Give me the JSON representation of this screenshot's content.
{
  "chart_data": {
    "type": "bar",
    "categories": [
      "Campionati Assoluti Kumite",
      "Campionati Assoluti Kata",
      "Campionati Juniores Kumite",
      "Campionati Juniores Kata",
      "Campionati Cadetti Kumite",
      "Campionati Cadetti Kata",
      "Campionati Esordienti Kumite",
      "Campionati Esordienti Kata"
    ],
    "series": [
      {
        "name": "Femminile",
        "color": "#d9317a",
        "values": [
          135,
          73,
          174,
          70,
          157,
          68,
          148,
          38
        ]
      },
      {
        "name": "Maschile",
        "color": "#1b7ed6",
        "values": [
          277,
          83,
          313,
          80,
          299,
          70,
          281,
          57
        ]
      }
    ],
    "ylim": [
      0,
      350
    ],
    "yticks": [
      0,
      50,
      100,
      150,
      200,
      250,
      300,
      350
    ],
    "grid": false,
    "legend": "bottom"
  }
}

+---+

▶ **Task to carry out**: Copy all lines of the listing above that contain the string "Esordienti".

▶ **Final result**:
      "Campionati Esordienti Kumite",
      "Campionati Esordienti Kata"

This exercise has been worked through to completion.